> [WHAT THE TASK ASKS] Wherever the string "object" appears in the listing, copy that line.

═══ RECORDS FOR PROCESSING ═══

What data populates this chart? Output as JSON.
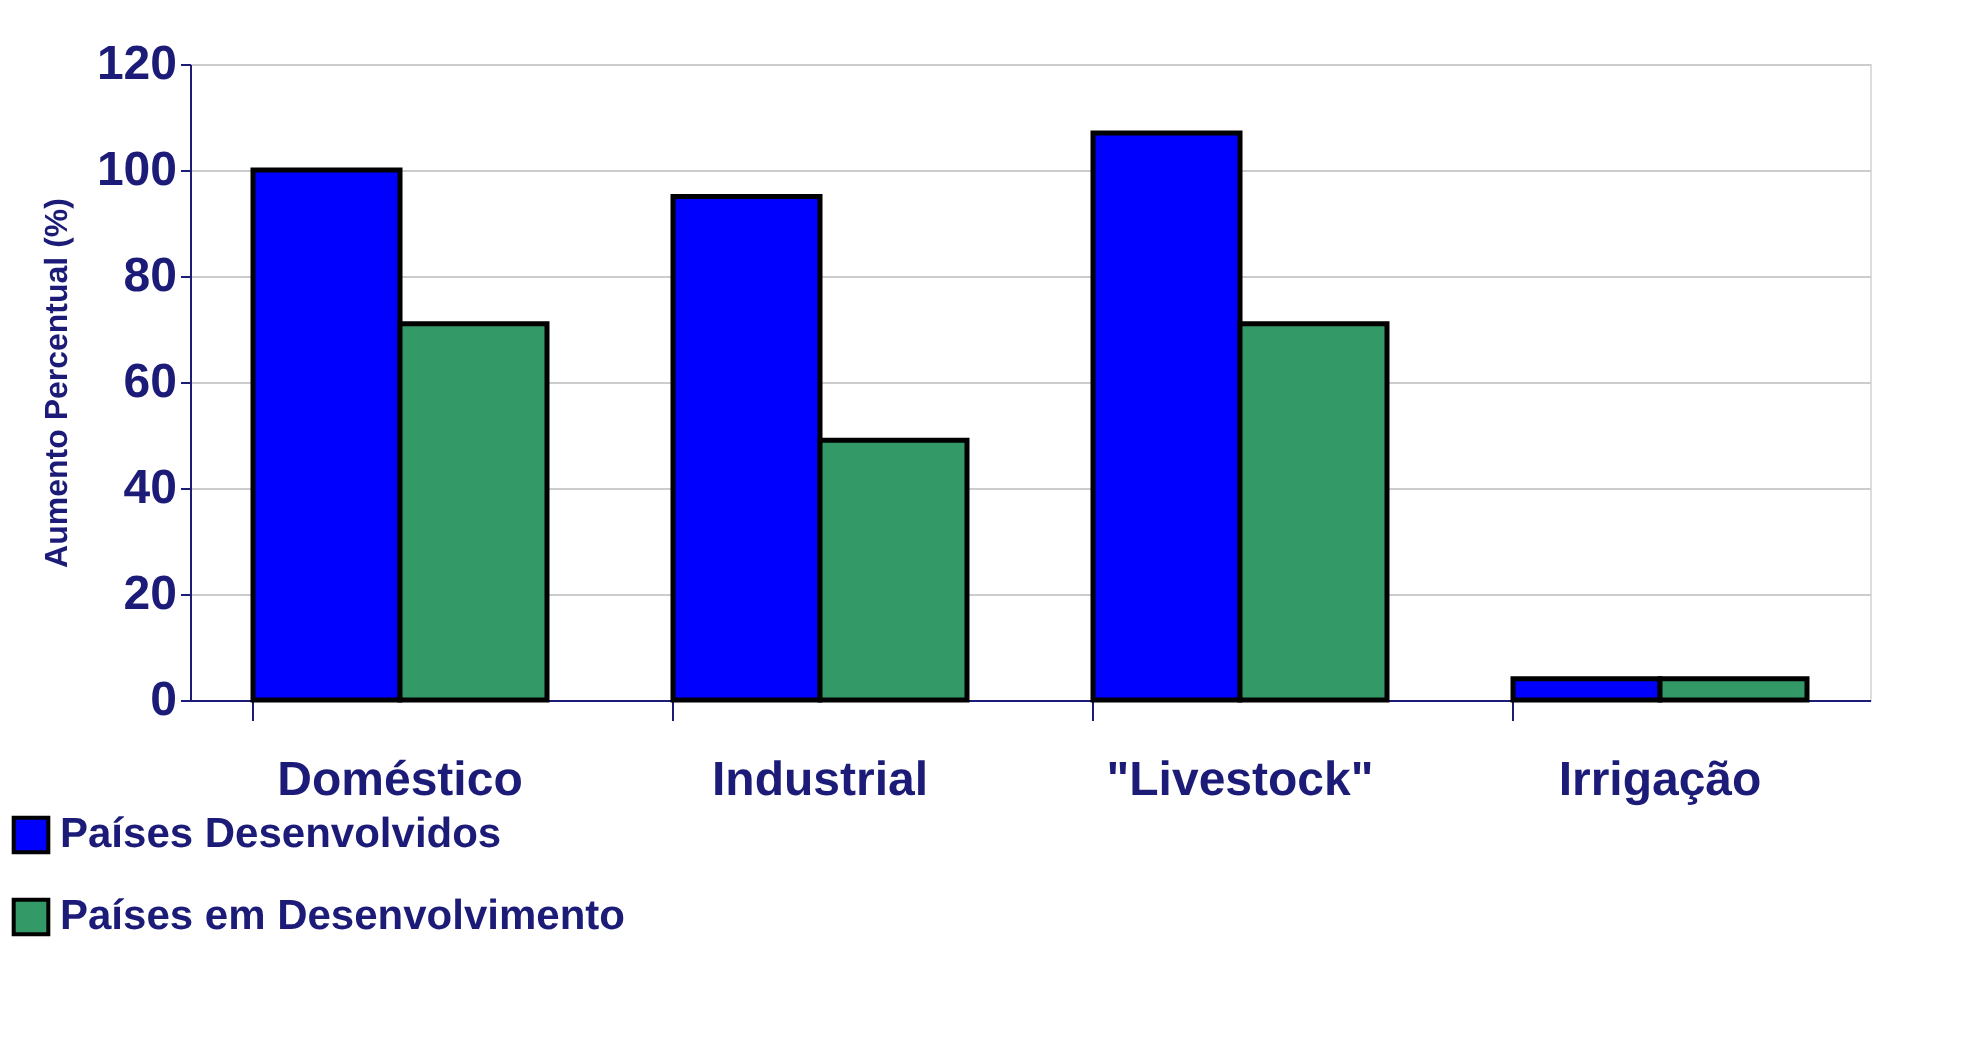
{
  "chart_data": {
    "type": "bar",
    "ylabel": "Aumento Percentual (%)",
    "categories": [
      "Doméstico",
      "Industrial",
      "\"Livestock\"",
      "Irrigação"
    ],
    "series": [
      {
        "name": "Países Desenvolvidos",
        "color": "#0000ff",
        "values": [
          100,
          95,
          107,
          4
        ]
      },
      {
        "name": "Países em Desenvolvimento",
        "color": "#339966",
        "values": [
          71,
          49,
          71,
          4
        ]
      }
    ],
    "ylim": [
      0,
      120
    ],
    "yticks": [
      0,
      20,
      40,
      60,
      80,
      100,
      120
    ],
    "grid": "y",
    "legend": "bottom left"
  }
}
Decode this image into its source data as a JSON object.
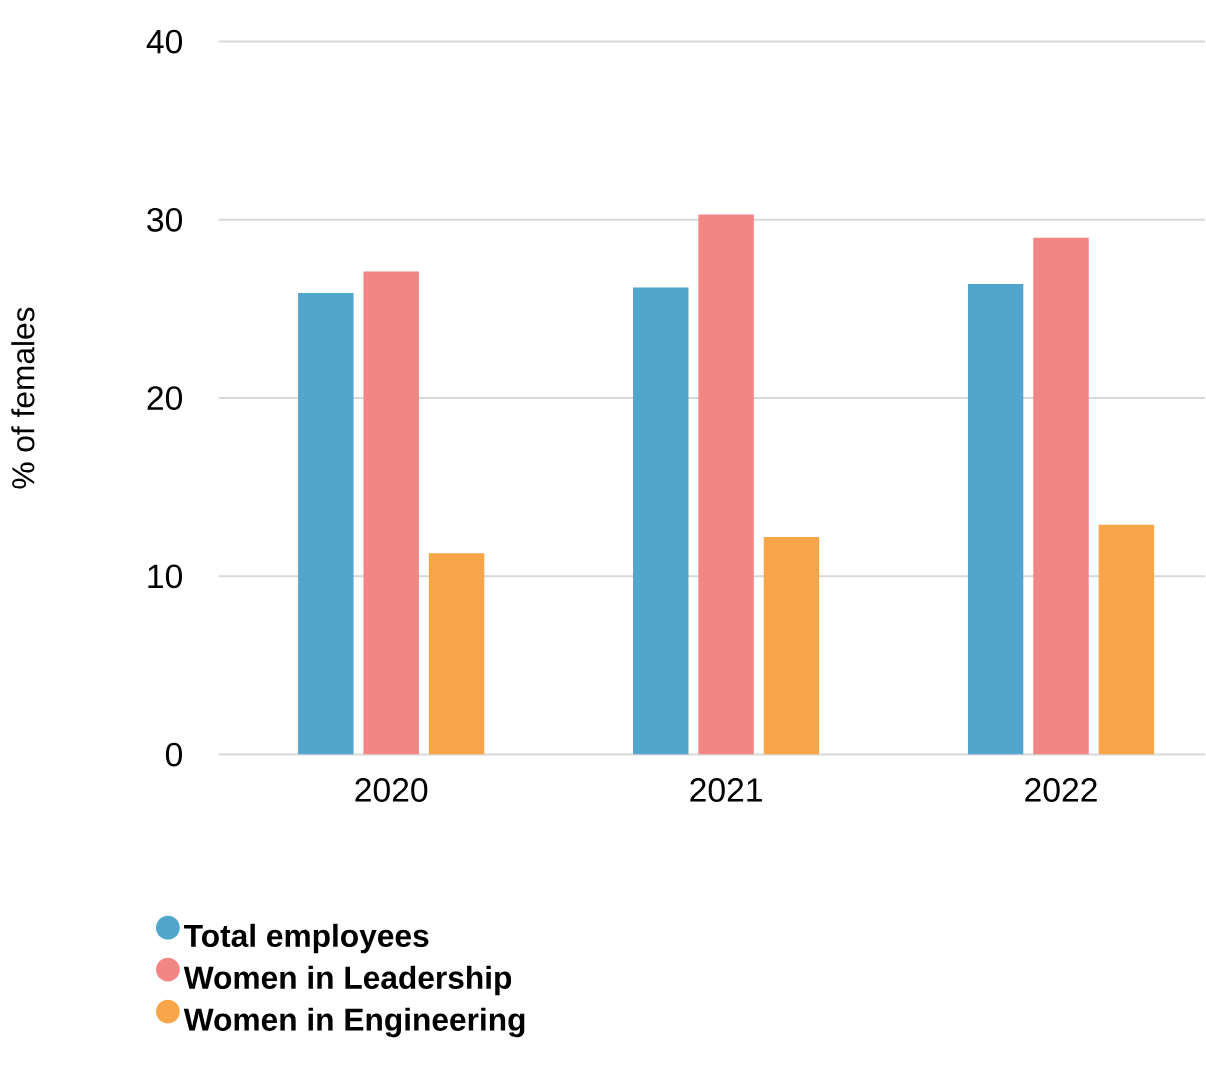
{
  "chart_data": {
    "type": "bar",
    "ylabel": "% of females",
    "categories": [
      "2020",
      "2021",
      "2022"
    ],
    "series": [
      {
        "name": "Total employees",
        "color": "#52a5cc",
        "values": [
          25.9,
          26.2,
          26.4
        ]
      },
      {
        "name": "Women in Leadership",
        "color": "#f38585",
        "values": [
          27.1,
          30.3,
          29.0
        ]
      },
      {
        "name": "Women in Engineering",
        "color": "#f9a54a",
        "values": [
          11.3,
          12.2,
          12.9
        ]
      }
    ],
    "ylim": [
      0,
      40
    ],
    "yticks": [
      0,
      10,
      20,
      30,
      40
    ],
    "grid": "y",
    "legend": "bottom",
    "marker": "circle"
  }
}
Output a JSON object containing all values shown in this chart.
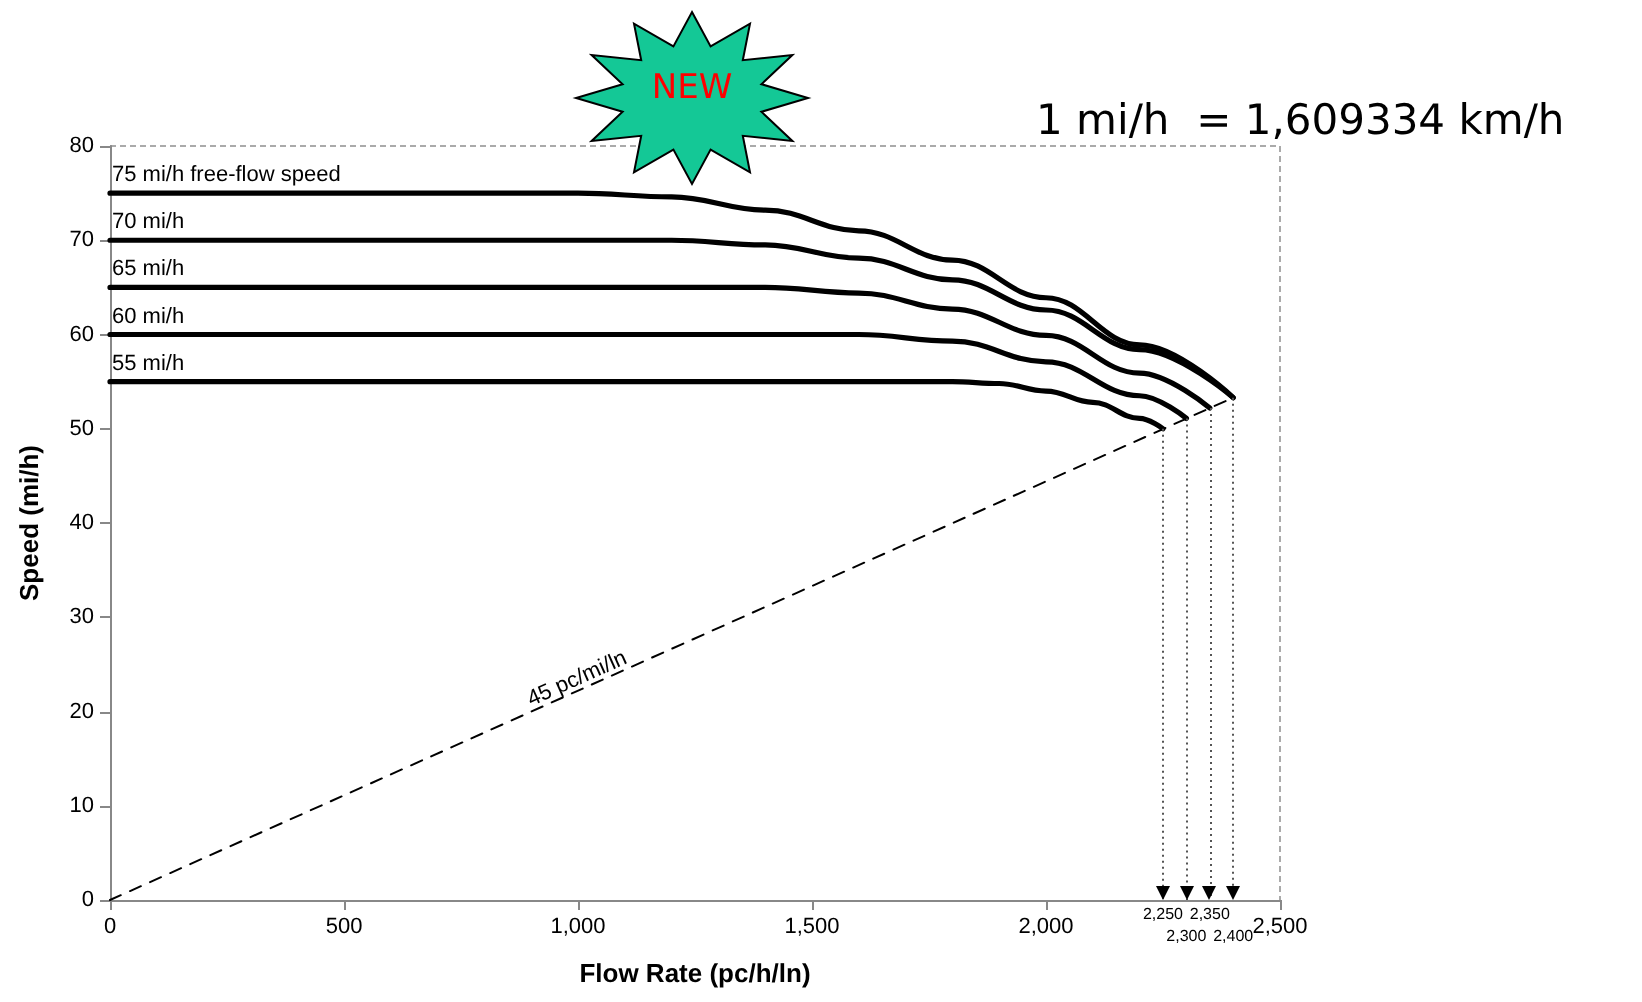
{
  "chart_data": {
    "type": "line",
    "xlabel": "Flow Rate (pc/h/ln)",
    "ylabel": "Speed (mi/h)",
    "annotations": [
      "NEW",
      "1 mi/h  = 1,609334 km/h"
    ],
    "xlim": [
      0,
      2500
    ],
    "xticks": [
      0,
      500,
      {
        "value": 1000,
        "label": "1,000"
      },
      {
        "value": 1500,
        "label": "1,500"
      },
      {
        "value": 2000,
        "label": "2,000"
      },
      {
        "value": 2500,
        "label": "2,500"
      }
    ],
    "ylim": [
      0,
      80
    ],
    "yticks": [
      0,
      10,
      20,
      30,
      40,
      50,
      60,
      70,
      80
    ],
    "grid": false,
    "legend": false,
    "marker": "none",
    "series": [
      {
        "name": "75 mi/h free-flow speed",
        "color": "#000000",
        "line_style": "solid",
        "x": [
          0,
          1000,
          1200,
          1400,
          1600,
          1800,
          2000,
          2200,
          2400
        ],
        "values": [
          75,
          75,
          74.6,
          73.2,
          71,
          67.9,
          63.9,
          58.9,
          53.3
        ]
      },
      {
        "name": "70 mi/h",
        "color": "#000000",
        "line_style": "solid",
        "x": [
          0,
          1200,
          1400,
          1600,
          1800,
          2000,
          2200,
          2400
        ],
        "values": [
          70,
          70,
          69.5,
          68.1,
          65.8,
          62.6,
          58.4,
          53.3
        ]
      },
      {
        "name": "65 mi/h",
        "color": "#000000",
        "line_style": "solid",
        "x": [
          0,
          1400,
          1600,
          1800,
          2000,
          2200,
          2350
        ],
        "values": [
          65,
          65,
          64.4,
          62.7,
          59.9,
          55.9,
          52.2
        ]
      },
      {
        "name": "60 mi/h",
        "color": "#000000",
        "line_style": "solid",
        "x": [
          0,
          1600,
          1800,
          2000,
          2200,
          2300
        ],
        "values": [
          60,
          60,
          59.3,
          57.1,
          53.5,
          51.1
        ]
      },
      {
        "name": "55 mi/h",
        "color": "#000000",
        "line_style": "solid",
        "x": [
          0,
          1800,
          1900,
          2000,
          2100,
          2200,
          2250
        ],
        "values": [
          55,
          55,
          54.8,
          54,
          52.8,
          51.1,
          50
        ]
      },
      {
        "name": "45 pc/mi/ln",
        "color": "#000000",
        "line_style": "dashed",
        "x": [
          0,
          2400
        ],
        "values": [
          0,
          53.3
        ]
      }
    ],
    "ref_lines": [
      {
        "axis": "x",
        "value": 2250,
        "label": "2,250",
        "color": "#555555",
        "line_style": "dotted"
      },
      {
        "axis": "x",
        "value": 2300,
        "label": "2,300",
        "color": "#555555",
        "line_style": "dotted"
      },
      {
        "axis": "x",
        "value": 2350,
        "label": "2,350",
        "color": "#555555",
        "line_style": "dotted"
      },
      {
        "axis": "x",
        "value": 2400,
        "label": "2,400",
        "color": "#555555",
        "line_style": "dotted"
      }
    ]
  }
}
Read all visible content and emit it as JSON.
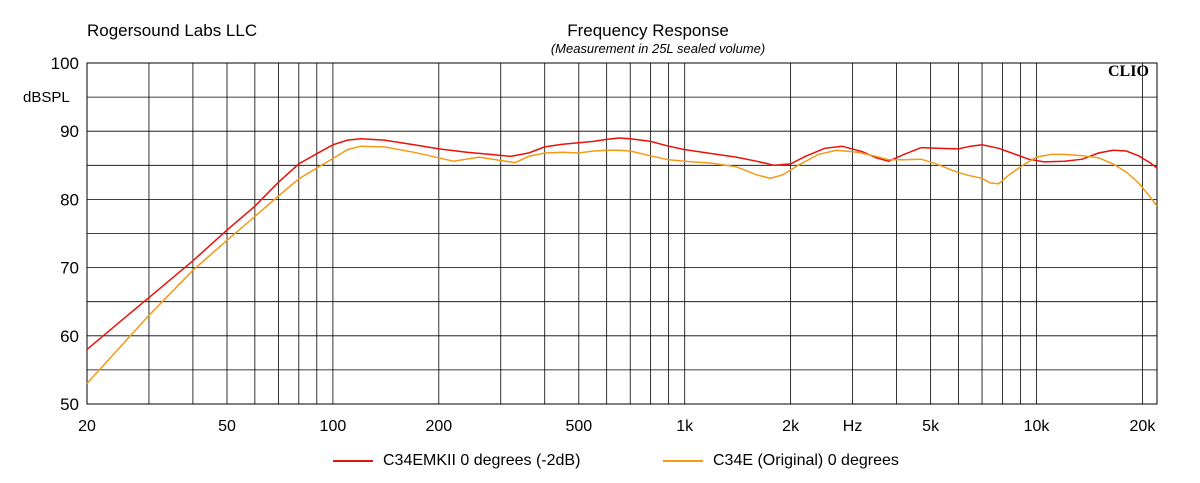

═══

> [FINISHED ANSWER]
Decode this image into its source data as a JSON object.
Output a JSON object containing all values shown in this chart.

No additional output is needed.